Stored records
^^^^^^^^^^^^^^^^
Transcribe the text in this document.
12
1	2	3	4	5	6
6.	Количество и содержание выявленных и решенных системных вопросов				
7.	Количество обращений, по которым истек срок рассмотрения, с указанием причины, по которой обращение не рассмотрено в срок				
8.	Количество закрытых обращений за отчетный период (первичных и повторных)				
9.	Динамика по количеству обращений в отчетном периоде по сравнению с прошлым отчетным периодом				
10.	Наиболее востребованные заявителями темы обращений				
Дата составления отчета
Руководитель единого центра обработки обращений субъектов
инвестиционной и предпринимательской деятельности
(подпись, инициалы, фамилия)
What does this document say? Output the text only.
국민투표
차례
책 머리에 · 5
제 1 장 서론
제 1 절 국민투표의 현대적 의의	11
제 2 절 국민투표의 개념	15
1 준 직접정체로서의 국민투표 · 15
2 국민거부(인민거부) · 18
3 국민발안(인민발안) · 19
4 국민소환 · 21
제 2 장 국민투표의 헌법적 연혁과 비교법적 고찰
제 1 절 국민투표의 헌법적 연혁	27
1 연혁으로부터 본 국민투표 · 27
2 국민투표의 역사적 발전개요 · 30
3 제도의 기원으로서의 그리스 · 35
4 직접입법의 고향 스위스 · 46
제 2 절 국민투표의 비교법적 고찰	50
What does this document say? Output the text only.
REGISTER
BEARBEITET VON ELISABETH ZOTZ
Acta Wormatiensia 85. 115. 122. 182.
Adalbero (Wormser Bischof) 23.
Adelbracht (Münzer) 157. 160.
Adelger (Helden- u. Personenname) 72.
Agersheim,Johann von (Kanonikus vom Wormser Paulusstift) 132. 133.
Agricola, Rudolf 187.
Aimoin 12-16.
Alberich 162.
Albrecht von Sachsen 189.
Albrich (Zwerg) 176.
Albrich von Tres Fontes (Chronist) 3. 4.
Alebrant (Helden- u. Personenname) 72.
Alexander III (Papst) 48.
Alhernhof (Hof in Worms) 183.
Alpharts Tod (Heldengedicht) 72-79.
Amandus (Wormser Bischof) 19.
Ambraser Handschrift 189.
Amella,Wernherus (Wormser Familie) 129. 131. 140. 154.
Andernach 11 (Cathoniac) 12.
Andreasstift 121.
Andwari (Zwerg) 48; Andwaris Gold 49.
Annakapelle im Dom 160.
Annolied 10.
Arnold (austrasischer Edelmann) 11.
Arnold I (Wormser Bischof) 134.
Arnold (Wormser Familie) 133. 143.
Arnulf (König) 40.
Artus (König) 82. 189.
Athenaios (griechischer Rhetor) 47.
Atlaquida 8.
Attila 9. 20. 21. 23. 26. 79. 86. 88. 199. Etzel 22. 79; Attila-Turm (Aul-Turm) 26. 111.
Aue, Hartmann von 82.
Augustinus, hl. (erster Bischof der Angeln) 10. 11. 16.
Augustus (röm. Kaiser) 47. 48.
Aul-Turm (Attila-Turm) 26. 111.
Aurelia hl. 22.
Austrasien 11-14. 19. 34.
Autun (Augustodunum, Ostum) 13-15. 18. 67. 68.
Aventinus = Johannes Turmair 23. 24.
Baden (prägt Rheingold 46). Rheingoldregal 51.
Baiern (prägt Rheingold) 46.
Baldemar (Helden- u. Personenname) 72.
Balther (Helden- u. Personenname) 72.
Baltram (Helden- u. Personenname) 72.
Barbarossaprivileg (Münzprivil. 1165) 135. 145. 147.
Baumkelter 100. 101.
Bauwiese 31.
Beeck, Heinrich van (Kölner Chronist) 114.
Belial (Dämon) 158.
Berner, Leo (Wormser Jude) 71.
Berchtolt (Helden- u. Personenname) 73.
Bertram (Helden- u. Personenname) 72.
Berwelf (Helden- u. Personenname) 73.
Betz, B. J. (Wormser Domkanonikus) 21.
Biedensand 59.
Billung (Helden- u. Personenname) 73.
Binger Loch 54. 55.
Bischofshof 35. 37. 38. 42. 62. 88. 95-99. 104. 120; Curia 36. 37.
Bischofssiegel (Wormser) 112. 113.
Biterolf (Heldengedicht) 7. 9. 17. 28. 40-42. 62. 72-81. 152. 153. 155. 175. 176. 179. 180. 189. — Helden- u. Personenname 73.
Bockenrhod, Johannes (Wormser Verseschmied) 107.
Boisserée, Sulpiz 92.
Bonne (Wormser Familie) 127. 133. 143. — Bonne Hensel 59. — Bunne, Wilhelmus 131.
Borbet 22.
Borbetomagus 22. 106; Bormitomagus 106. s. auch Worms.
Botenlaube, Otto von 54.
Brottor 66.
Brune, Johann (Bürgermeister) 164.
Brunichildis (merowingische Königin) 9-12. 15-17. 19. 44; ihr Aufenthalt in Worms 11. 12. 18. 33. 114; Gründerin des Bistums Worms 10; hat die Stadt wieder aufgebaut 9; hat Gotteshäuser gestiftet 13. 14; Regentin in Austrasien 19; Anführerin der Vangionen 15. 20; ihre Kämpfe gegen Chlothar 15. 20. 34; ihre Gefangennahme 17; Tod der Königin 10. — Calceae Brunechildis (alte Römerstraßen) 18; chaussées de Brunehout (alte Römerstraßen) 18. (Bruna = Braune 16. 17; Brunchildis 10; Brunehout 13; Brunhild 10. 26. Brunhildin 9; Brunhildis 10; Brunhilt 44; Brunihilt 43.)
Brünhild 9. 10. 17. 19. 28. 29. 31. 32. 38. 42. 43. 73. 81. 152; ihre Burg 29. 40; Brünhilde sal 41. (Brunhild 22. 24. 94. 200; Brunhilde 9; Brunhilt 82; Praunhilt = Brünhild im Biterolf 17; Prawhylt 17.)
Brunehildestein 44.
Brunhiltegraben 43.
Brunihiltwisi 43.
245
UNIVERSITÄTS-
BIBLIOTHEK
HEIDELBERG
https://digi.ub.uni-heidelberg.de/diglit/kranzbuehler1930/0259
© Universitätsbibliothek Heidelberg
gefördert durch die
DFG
^^^^^^^^^^^^^^^^
- Written problem
Above are the records; copy all of them exactly.

- Output below
Transcribe the text in this document.
12
1	2	3	4	5	6
6.	Количество и содержание выявленных и решенных системных вопросов				
7.	Количество обращений, по которым истек срок рассмотрения, с указанием причины, по которой обращение не рассмотрено в срок				
8.	Количество закрытых обращений за отчетный период (первичных и повторных)				
9.	Динамика по количеству обращений в отчетном периоде по сравнению с прошлым отчетным периодом				
10.	Наиболее востребованные заявителями темы обращений				
Дата составления отчета
Руководитель единого центра обработки обращений субъектов
инвестиционной и предпринимательской деятельности
(подпись, инициалы, фамилия)
What does this document say? Output the text only.
국민투표
차례
책 머리에 · 5
제 1 장 서론
제 1 절 국민투표의 현대적 의의	11
제 2 절 국민투표의 개념	15
1 준 직접정체로서의 국민투표 · 15
2 국민거부(인민거부) · 18
3 국민발안(인민발안) · 19
4 국민소환 · 21
제 2 장 국민투표의 헌법적 연혁과 비교법적 고찰
제 1 절 국민투표의 헌법적 연혁	27
1 연혁으로부터 본 국민투표 · 27
2 국민투표의 역사적 발전개요 · 30
3 제도의 기원으로서의 그리스 · 35
4 직접입법의 고향 스위스 · 46
제 2 절 국민투표의 비교법적 고찰	50
What does this document say? Output the text only.
REGISTER
BEARBEITET VON ELISABETH ZOTZ
Acta Wormatiensia 85. 115. 122. 182.
Adalbero (Wormser Bischof) 23.
Adelbracht (Münzer) 157. 160.
Adelger (Helden- u. Personenname) 72.
Agersheim,Johann von (Kanonikus vom Wormser Paulusstift) 132. 133.
Agricola, Rudolf 187.
Aimoin 12-16.
Alberich 162.
Albrecht von Sachsen 189.
Albrich (Zwerg) 176.
Albrich von Tres Fontes (Chronist) 3. 4.
Alebrant (Helden- u. Personenname) 72.
Alexander III (Papst) 48.
Alhernhof (Hof in Worms) 183.
Alpharts Tod (Heldengedicht) 72-79.
Amandus (Wormser Bischof) 19.
Ambraser Handschrift 189.
Amella,Wernherus (Wormser Familie) 129. 131. 140. 154.
Andernach 11 (Cathoniac) 12.
Andreasstift 121.
Andwari (Zwerg) 48; Andwaris Gold 49.
Annakapelle im Dom 160.
Annolied 10.
Arnold (austrasischer Edelmann) 11.
Arnold I (Wormser Bischof) 134.
Arnold (Wormser Familie) 133. 143.
Arnulf (König) 40.
Artus (König) 82. 189.
Athenaios (griechischer Rhetor) 47.
Atlaquida 8.
Attila 9. 20. 21. 23. 26. 79. 86. 88. 199. Etzel 22. 79; Attila-Turm (Aul-Turm) 26. 111.
Aue, Hartmann von 82.
Augustinus, hl. (erster Bischof der Angeln) 10. 11. 16.
Augustus (röm. Kaiser) 47. 48.
Aul-Turm (Attila-Turm) 26. 111.
Aurelia hl. 22.
Austrasien 11-14. 19. 34.
Autun (Augustodunum, Ostum) 13-15. 18. 67. 68.
Aventinus = Johannes Turmair 23. 24.
Baden (prägt Rheingold 46). Rheingoldregal 51.
Baiern (prägt Rheingold) 46.
Baldemar (Helden- u. Personenname) 72.
Balther (Helden- u. Personenname) 72.
Baltram (Helden- u. Personenname) 72.
Barbarossaprivileg (Münzprivil. 1165) 135. 145. 147.
Baumkelter 100. 101.
Bauwiese 31.
Beeck, Heinrich van (Kölner Chronist) 114.
Belial (Dämon) 158.
Berner, Leo (Wormser Jude) 71.
Berchtolt (Helden- u. Personenname) 73.
Bertram (Helden- u. Personenname) 72.
Berwelf (Helden- u. Personenname) 73.
Betz, B. J. (Wormser Domkanonikus) 21.
Biedensand 59.
Billung (Helden- u. Personenname) 73.
Binger Loch 54. 55.
Bischofshof 35. 37. 38. 42. 62. 88. 95-99. 104. 120; Curia 36. 37.
Bischofssiegel (Wormser) 112. 113.
Biterolf (Heldengedicht) 7. 9. 17. 28. 40-42. 62. 72-81. 152. 153. 155. 175. 176. 179. 180. 189. — Helden- u. Personenname 73.
Bockenrhod, Johannes (Wormser Verseschmied) 107.
Boisserée, Sulpiz 92.
Bonne (Wormser Familie) 127. 133. 143. — Bonne Hensel 59. — Bunne, Wilhelmus 131.
Borbet 22.
Borbetomagus 22. 106; Bormitomagus 106. s. auch Worms.
Botenlaube, Otto von 54.
Brottor 66.
Brune, Johann (Bürgermeister) 164.
Brunichildis (merowingische Königin) 9-12. 15-17. 19. 44; ihr Aufenthalt in Worms 11. 12. 18. 33. 114; Gründerin des Bistums Worms 10; hat die Stadt wieder aufgebaut 9; hat Gotteshäuser gestiftet 13. 14; Regentin in Austrasien 19; Anführerin der Vangionen 15. 20; ihre Kämpfe gegen Chlothar 15. 20. 34; ihre Gefangennahme 17; Tod der Königin 10. — Calceae Brunechildis (alte Römerstraßen) 18; chaussées de Brunehout (alte Römerstraßen) 18. (Bruna = Braune 16. 17; Brunchildis 10; Brunehout 13; Brunhild 10. 26. Brunhildin 9; Brunhildis 10; Brunhilt 44; Brunihilt 43.)
Brünhild 9. 10. 17. 19. 28. 29. 31. 32. 38. 42. 43. 73. 81. 152; ihre Burg 29. 40; Brünhilde sal 41. (Brunhild 22. 24. 94. 200; Brunhilde 9; Brunhilt 82; Praunhilt = Brünhild im Biterolf 17; Prawhylt 17.)
Brunehildestein 44.
Brunhiltegraben 43.
Brunihiltwisi 43.
245
UNIVERSITÄTS-
BIBLIOTHEK
HEIDELBERG
https://digi.ub.uni-heidelberg.de/diglit/kranzbuehler1930/0259
© Universitätsbibliothek Heidelberg
gefördert durch die
DFG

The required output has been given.